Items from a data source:
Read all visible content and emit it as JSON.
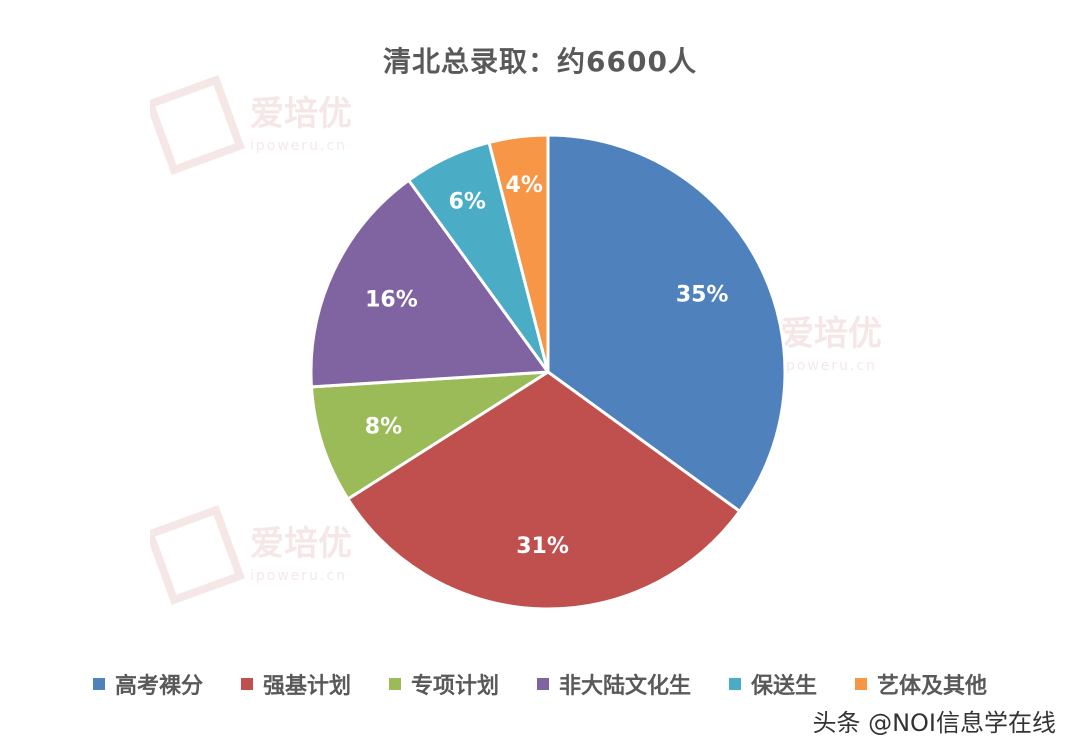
{
  "watermark": {
    "text": "爱培优",
    "url": "ipoweru.cn"
  },
  "credit": "头条 @NOI信息学在线",
  "chart_data": {
    "type": "pie",
    "title": "清北总录取：约6600人",
    "slices": [
      {
        "name": "高考裸分",
        "value": 35,
        "label": "35%",
        "color": "#4f81bd"
      },
      {
        "name": "强基计划",
        "value": 31,
        "label": "31%",
        "color": "#c0504d"
      },
      {
        "name": "专项计划",
        "value": 8,
        "label": "8%",
        "color": "#9bbb59"
      },
      {
        "name": "非大陆文化生",
        "value": 16,
        "label": "16%",
        "color": "#8064a2"
      },
      {
        "name": "保送生",
        "value": 6,
        "label": "6%",
        "color": "#4bacc6"
      },
      {
        "name": "艺体及其他",
        "value": 4,
        "label": "4%",
        "color": "#f79646"
      }
    ],
    "legend_position": "bottom"
  }
}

EXERCISE: Quote the records above exactly, leaving out any pictures.

FULL OUTPUT:
Read all visible content and emit it as JSON.
{
  "watermark": {
    "text": "爱培优",
    "url": "ipoweru.cn"
  },
  "credit": "头条 @NOI信息学在线",
  "chart_data": {
    "type": "pie",
    "title": "清北总录取：约6600人",
    "slices": [
      {
        "name": "高考裸分",
        "value": 35,
        "label": "35%",
        "color": "#4f81bd"
      },
      {
        "name": "强基计划",
        "value": 31,
        "label": "31%",
        "color": "#c0504d"
      },
      {
        "name": "专项计划",
        "value": 8,
        "label": "8%",
        "color": "#9bbb59"
      },
      {
        "name": "非大陆文化生",
        "value": 16,
        "label": "16%",
        "color": "#8064a2"
      },
      {
        "name": "保送生",
        "value": 6,
        "label": "6%",
        "color": "#4bacc6"
      },
      {
        "name": "艺体及其他",
        "value": 4,
        "label": "4%",
        "color": "#f79646"
      }
    ],
    "legend_position": "bottom"
  }
}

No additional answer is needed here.